— To do —
Could you output each line of the data that follows exactly?

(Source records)
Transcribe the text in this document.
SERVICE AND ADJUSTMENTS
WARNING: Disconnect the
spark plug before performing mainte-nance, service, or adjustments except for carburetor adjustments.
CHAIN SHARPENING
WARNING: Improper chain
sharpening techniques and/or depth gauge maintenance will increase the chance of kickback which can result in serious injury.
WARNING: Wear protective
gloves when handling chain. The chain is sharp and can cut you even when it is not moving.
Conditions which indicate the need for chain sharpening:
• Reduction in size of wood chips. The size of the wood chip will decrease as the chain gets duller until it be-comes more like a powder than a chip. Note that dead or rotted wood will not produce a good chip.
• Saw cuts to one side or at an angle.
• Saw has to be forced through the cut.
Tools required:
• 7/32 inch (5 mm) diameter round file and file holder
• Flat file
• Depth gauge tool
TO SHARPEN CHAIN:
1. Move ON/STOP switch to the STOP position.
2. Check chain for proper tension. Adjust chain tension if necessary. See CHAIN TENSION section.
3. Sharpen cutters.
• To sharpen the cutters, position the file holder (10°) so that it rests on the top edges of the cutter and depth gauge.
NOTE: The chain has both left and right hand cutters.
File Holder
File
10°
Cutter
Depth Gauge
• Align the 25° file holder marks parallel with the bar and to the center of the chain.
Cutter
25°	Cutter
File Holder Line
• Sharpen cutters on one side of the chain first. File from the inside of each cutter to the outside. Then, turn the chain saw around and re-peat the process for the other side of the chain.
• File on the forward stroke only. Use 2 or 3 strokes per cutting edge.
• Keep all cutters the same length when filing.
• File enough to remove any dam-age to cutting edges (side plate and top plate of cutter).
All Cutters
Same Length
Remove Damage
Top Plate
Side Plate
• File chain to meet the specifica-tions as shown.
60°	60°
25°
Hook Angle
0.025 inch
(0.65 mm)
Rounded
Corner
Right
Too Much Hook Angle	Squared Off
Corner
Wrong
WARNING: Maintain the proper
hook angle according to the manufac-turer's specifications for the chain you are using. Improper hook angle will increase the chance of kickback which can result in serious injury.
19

— Solution for this task —
Transcribe the text in this document.
SERVICE AND ADJUSTMENTS
WARNING: Disconnect the
spark plug before performing mainte-nance, service, or adjustments except for carburetor adjustments.
CHAIN SHARPENING
WARNING: Improper chain
sharpening techniques and/or depth gauge maintenance will increase the chance of kickback which can result in serious injury.
WARNING: Wear protective
gloves when handling chain. The chain is sharp and can cut you even when it is not moving.
Conditions which indicate the need for chain sharpening:
• Reduction in size of wood chips. The size of the wood chip will decrease as the chain gets duller until it be-comes more like a powder than a chip. Note that dead or rotted wood will not produce a good chip.
• Saw cuts to one side or at an angle.
• Saw has to be forced through the cut.
Tools required:
• 7/32 inch (5 mm) diameter round file and file holder
• Flat file
• Depth gauge tool
TO SHARPEN CHAIN:
1. Move ON/STOP switch to the STOP position.
2. Check chain for proper tension. Adjust chain tension if necessary. See CHAIN TENSION section.
3. Sharpen cutters.
• To sharpen the cutters, position the file holder (10°) so that it rests on the top edges of the cutter and depth gauge.
NOTE: The chain has both left and right hand cutters.
File Holder
File
10°
Cutter
Depth Gauge
• Align the 25° file holder marks parallel with the bar and to the center of the chain.
Cutter
25°	Cutter
File Holder Line
• Sharpen cutters on one side of the chain first. File from the inside of each cutter to the outside. Then, turn the chain saw around and re-peat the process for the other side of the chain.
• File on the forward stroke only. Use 2 or 3 strokes per cutting edge.
• Keep all cutters the same length when filing.
• File enough to remove any dam-age to cutting edges (side plate and top plate of cutter).
All Cutters
Same Length
Remove Damage
Top Plate
Side Plate
• File chain to meet the specifica-tions as shown.
60°	60°
25°
Hook Angle
0.025 inch
(0.65 mm)
Rounded
Corner
Right
Too Much Hook Angle	Squared Off
Corner
Wrong
WARNING: Maintain the proper
hook angle according to the manufac-turer's specifications for the chain you are using. Improper hook angle will increase the chance of kickback which can result in serious injury.
19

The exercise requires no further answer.